**Goal:** The entries below should be given again exactly, minus their pictures.
** start **
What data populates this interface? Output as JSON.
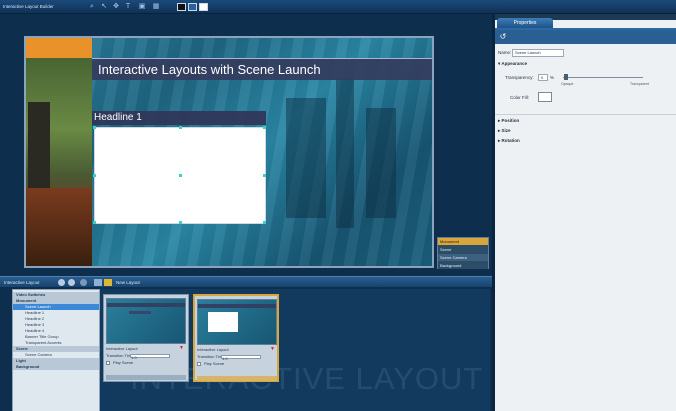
{
  "app": {
    "title": "Interactive Layout Builder"
  },
  "toolbar": {
    "icons": [
      "zoom-icon",
      "pointer-icon",
      "move-icon",
      "text-icon",
      "image-icon",
      "grid-icon"
    ],
    "swatch_colors": [
      "#111111",
      "#2e5f9e",
      "#ffffff"
    ]
  },
  "preview": {
    "title": "Interactive Layouts with Scene Launch",
    "headline": "Headline 1"
  },
  "scene_panel": {
    "items": [
      {
        "label": "Monument",
        "color": "#d9a63c"
      },
      {
        "label": "Scene",
        "color": "#2c4c68"
      },
      {
        "label": "Scene Camera",
        "color": "#3c6080"
      },
      {
        "label": "Background",
        "color": "#2c4c68"
      }
    ]
  },
  "bottom_toolbar": {
    "label": "Interactive Layout",
    "new_layout_label": "New Layout"
  },
  "layout_tree": {
    "items": [
      {
        "label": "Video Switches",
        "level": 0,
        "selected": false
      },
      {
        "label": "Monument",
        "level": 0,
        "selected": false
      },
      {
        "label": "Scene Launch",
        "level": 1,
        "selected": true
      },
      {
        "label": "Headline 1",
        "level": 1,
        "selected": false
      },
      {
        "label": "Headline 2",
        "level": 1,
        "selected": false
      },
      {
        "label": "Headline 3",
        "level": 1,
        "selected": false
      },
      {
        "label": "Headline 4",
        "level": 1,
        "selected": false
      },
      {
        "label": "Banner Title Group",
        "level": 1,
        "selected": false
      },
      {
        "label": "Transparent Accents",
        "level": 1,
        "selected": false
      },
      {
        "label": "Scene",
        "level": 0,
        "selected": false
      },
      {
        "label": "Scene Camera",
        "level": 1,
        "selected": false
      },
      {
        "label": "Light",
        "level": 0,
        "selected": false
      },
      {
        "label": "Background",
        "level": 0,
        "selected": false
      }
    ]
  },
  "thumbnails": {
    "watermark": "INTERACTIVE LAYOUT",
    "cards": [
      {
        "name": "Interactive Layout",
        "transition_label": "Transition Time",
        "transition_value": "1.0",
        "play_label": "Play Scene"
      },
      {
        "name": "Interactive Layout",
        "transition_label": "Transition Time",
        "transition_value": "1.0",
        "play_label": "Play Scene"
      }
    ]
  },
  "properties": {
    "tab_label": "Properties",
    "name_label": "Name:",
    "name_value": "Scene Launch",
    "appearance_label": "Appearance",
    "transparency_label": "Transparency:",
    "transparency_value": "0",
    "transparency_unit": "%",
    "slider_min_label": "Opaque",
    "slider_max_label": "Transparent",
    "slider_value": 0.04,
    "color_fill_label": "Color Fill:",
    "color_fill_value": "#ffffff",
    "sections": [
      "Position",
      "Size",
      "Rotation"
    ]
  }
}
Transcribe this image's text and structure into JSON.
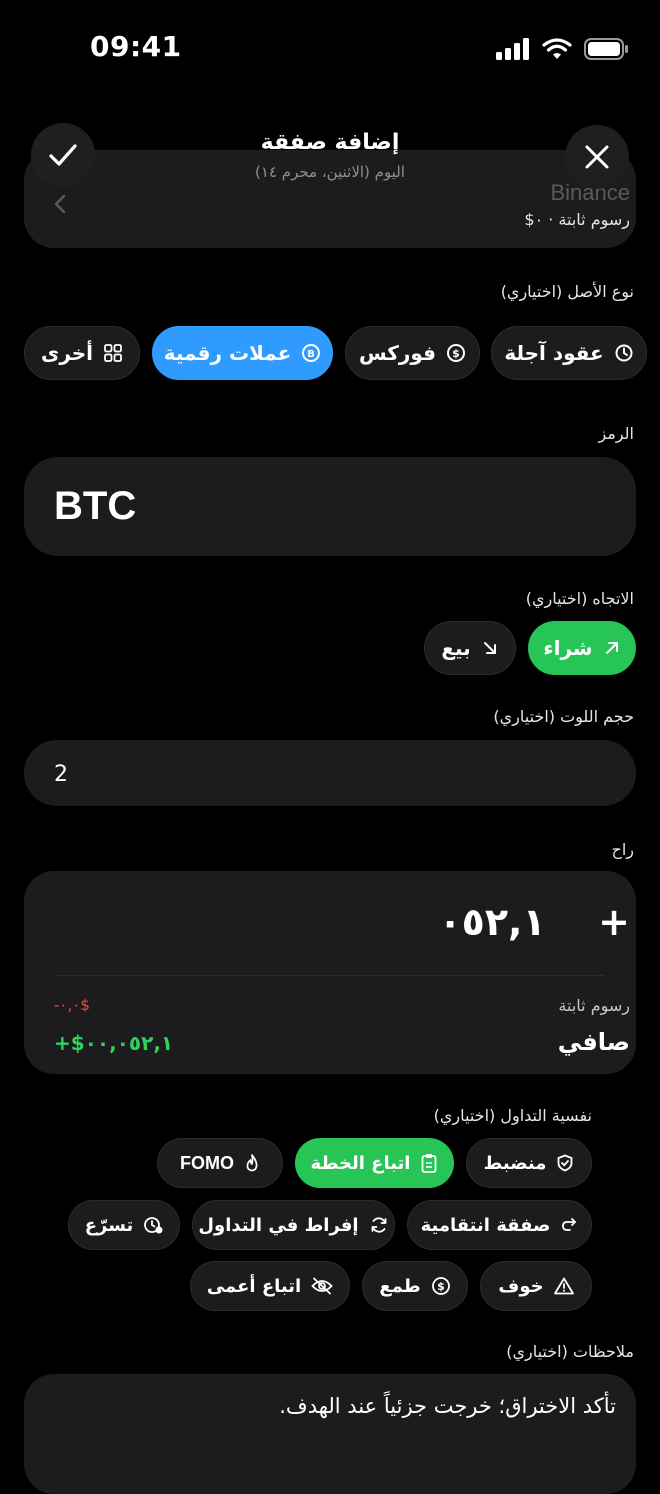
{
  "status_bar": {
    "time": "09:41"
  },
  "header": {
    "title": "إضافة صفقة",
    "subtitle": "اليوم (الاثنين، محرم ١٤)"
  },
  "broker": {
    "name": "Binance",
    "fee_text": "رسوم ثابتة · ٠$"
  },
  "asset_type": {
    "label": "نوع الأصل (اختياري)",
    "options": [
      {
        "label": "عقود آجلة",
        "icon": "history-icon",
        "selected": false
      },
      {
        "label": "فوركس",
        "icon": "dollar-exchange-icon",
        "selected": false
      },
      {
        "label": "عملات رقمية",
        "icon": "bitcoin-icon",
        "selected": true
      },
      {
        "label": "أخرى",
        "icon": "grid-icon",
        "selected": false
      }
    ]
  },
  "symbol": {
    "label": "الرمز",
    "value": "BTC"
  },
  "direction": {
    "label": "الاتجاه (اختياري)",
    "buy_label": "شراء",
    "sell_label": "بيع",
    "selected": "buy"
  },
  "lot_size": {
    "label": "حجم اللوت (اختياري)",
    "value": "2"
  },
  "pnl": {
    "label": "راح",
    "sign": "+",
    "value": "٠٥٢,١",
    "fees_label": "رسوم ثابتة",
    "fees_value": "-٠,٠$",
    "net_label": "صافي",
    "net_value": "+$٠٠,٠٥٢,١"
  },
  "psychology": {
    "label": "نفسية التداول (اختياري)",
    "tags": [
      {
        "label": "منضبط",
        "icon": "shield-check-icon",
        "selected": false
      },
      {
        "label": "اتباع الخطة",
        "icon": "clipboard-icon",
        "selected": true
      },
      {
        "label": "FOMO",
        "icon": "flame-icon",
        "selected": false
      },
      {
        "label": "صفقة انتقامية",
        "icon": "redo-arrow-icon",
        "selected": false
      },
      {
        "label": "إفراط في التداول",
        "icon": "refresh-icon",
        "selected": false
      },
      {
        "label": "تسرّع",
        "icon": "clock-alert-icon",
        "selected": false
      },
      {
        "label": "خوف",
        "icon": "warning-icon",
        "selected": false
      },
      {
        "label": "طمع",
        "icon": "dollar-circle-icon",
        "selected": false
      },
      {
        "label": "اتباع أعمى",
        "icon": "eye-off-icon",
        "selected": false
      }
    ]
  },
  "notes": {
    "label": "ملاحظات (اختياري)",
    "value": "تأكد الاختراق؛ خرجت جزئياً عند الهدف."
  },
  "colors": {
    "background": "#000000",
    "card": "#1c1c1e",
    "accent_blue": "#2f9bff",
    "accent_green": "#27c456",
    "loss_red": "#ff453a",
    "profit_green": "#30d158"
  }
}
** end **
**Output below:**
What data populates this interface? Output as JSON.
{
  "app": {
    "title": "Interactive Layout Builder"
  },
  "toolbar": {
    "icons": [
      "zoom-icon",
      "pointer-icon",
      "move-icon",
      "text-icon",
      "image-icon",
      "grid-icon"
    ],
    "swatch_colors": [
      "#111111",
      "#2e5f9e",
      "#ffffff"
    ]
  },
  "preview": {
    "title": "Interactive Layouts with Scene Launch",
    "headline": "Headline 1"
  },
  "scene_panel": {
    "items": [
      {
        "label": "Monument",
        "color": "#d9a63c"
      },
      {
        "label": "Scene",
        "color": "#2c4c68"
      },
      {
        "label": "Scene Camera",
        "color": "#3c6080"
      },
      {
        "label": "Background",
        "color": "#2c4c68"
      }
    ]
  },
  "bottom_toolbar": {
    "label": "Interactive Layout",
    "new_layout_label": "New Layout"
  },
  "layout_tree": {
    "items": [
      {
        "label": "Video Switches",
        "level": 0,
        "selected": false
      },
      {
        "label": "Monument",
        "level": 0,
        "selected": false
      },
      {
        "label": "Scene Launch",
        "level": 1,
        "selected": true
      },
      {
        "label": "Headline 1",
        "level": 1,
        "selected": false
      },
      {
        "label": "Headline 2",
        "level": 1,
        "selected": false
      },
      {
        "label": "Headline 3",
        "level": 1,
        "selected": false
      },
      {
        "label": "Headline 4",
        "level": 1,
        "selected": false
      },
      {
        "label": "Banner Title Group",
        "level": 1,
        "selected": false
      },
      {
        "label": "Transparent Accents",
        "level": 1,
        "selected": false
      },
      {
        "label": "Scene",
        "level": 0,
        "selected": false
      },
      {
        "label": "Scene Camera",
        "level": 1,
        "selected": false
      },
      {
        "label": "Light",
        "level": 0,
        "selected": false
      },
      {
        "label": "Background",
        "level": 0,
        "selected": false
      }
    ]
  },
  "thumbnails": {
    "watermark": "INTERACTIVE LAYOUT",
    "cards": [
      {
        "name": "Interactive Layout",
        "transition_label": "Transition Time",
        "transition_value": "1.0",
        "play_label": "Play Scene"
      },
      {
        "name": "Interactive Layout",
        "transition_label": "Transition Time",
        "transition_value": "1.0",
        "play_label": "Play Scene"
      }
    ]
  },
  "properties": {
    "tab_label": "Properties",
    "name_label": "Name:",
    "name_value": "Scene Launch",
    "appearance_label": "Appearance",
    "transparency_label": "Transparency:",
    "transparency_value": "0",
    "transparency_unit": "%",
    "slider_min_label": "Opaque",
    "slider_max_label": "Transparent",
    "slider_value": 0.04,
    "color_fill_label": "Color Fill:",
    "color_fill_value": "#ffffff",
    "sections": [
      "Position",
      "Size",
      "Rotation"
    ]
  }
}
Transcribe this image's text and structure into JSON.
{
  "status_bar": {
    "time": "09:41"
  },
  "header": {
    "title": "إضافة صفقة",
    "subtitle": "اليوم (الاثنين، محرم ١٤)"
  },
  "broker": {
    "name": "Binance",
    "fee_text": "رسوم ثابتة · ٠$"
  },
  "asset_type": {
    "label": "نوع الأصل (اختياري)",
    "options": [
      {
        "label": "عقود آجلة",
        "icon": "history-icon",
        "selected": false
      },
      {
        "label": "فوركس",
        "icon": "dollar-exchange-icon",
        "selected": false
      },
      {
        "label": "عملات رقمية",
        "icon": "bitcoin-icon",
        "selected": true
      },
      {
        "label": "أخرى",
        "icon": "grid-icon",
        "selected": false
      }
    ]
  },
  "symbol": {
    "label": "الرمز",
    "value": "BTC"
  },
  "direction": {
    "label": "الاتجاه (اختياري)",
    "buy_label": "شراء",
    "sell_label": "بيع",
    "selected": "buy"
  },
  "lot_size": {
    "label": "حجم اللوت (اختياري)",
    "value": "2"
  },
  "pnl": {
    "label": "راح",
    "sign": "+",
    "value": "٠٥٢,١",
    "fees_label": "رسوم ثابتة",
    "fees_value": "-٠,٠$",
    "net_label": "صافي",
    "net_value": "+$٠٠,٠٥٢,١"
  },
  "psychology": {
    "label": "نفسية التداول (اختياري)",
    "tags": [
      {
        "label": "منضبط",
        "icon": "shield-check-icon",
        "selected": false
      },
      {
        "label": "اتباع الخطة",
        "icon": "clipboard-icon",
        "selected": true
      },
      {
        "label": "FOMO",
        "icon": "flame-icon",
        "selected": false
      },
      {
        "label": "صفقة انتقامية",
        "icon": "redo-arrow-icon",
        "selected": false
      },
      {
        "label": "إفراط في التداول",
        "icon": "refresh-icon",
        "selected": false
      },
      {
        "label": "تسرّع",
        "icon": "clock-alert-icon",
        "selected": false
      },
      {
        "label": "خوف",
        "icon": "warning-icon",
        "selected": false
      },
      {
        "label": "طمع",
        "icon": "dollar-circle-icon",
        "selected": false
      },
      {
        "label": "اتباع أعمى",
        "icon": "eye-off-icon",
        "selected": false
      }
    ]
  },
  "notes": {
    "label": "ملاحظات (اختياري)",
    "value": "تأكد الاختراق؛ خرجت جزئياً عند الهدف."
  },
  "colors": {
    "background": "#000000",
    "card": "#1c1c1e",
    "accent_blue": "#2f9bff",
    "accent_green": "#27c456",
    "loss_red": "#ff453a",
    "profit_green": "#30d158"
  }
}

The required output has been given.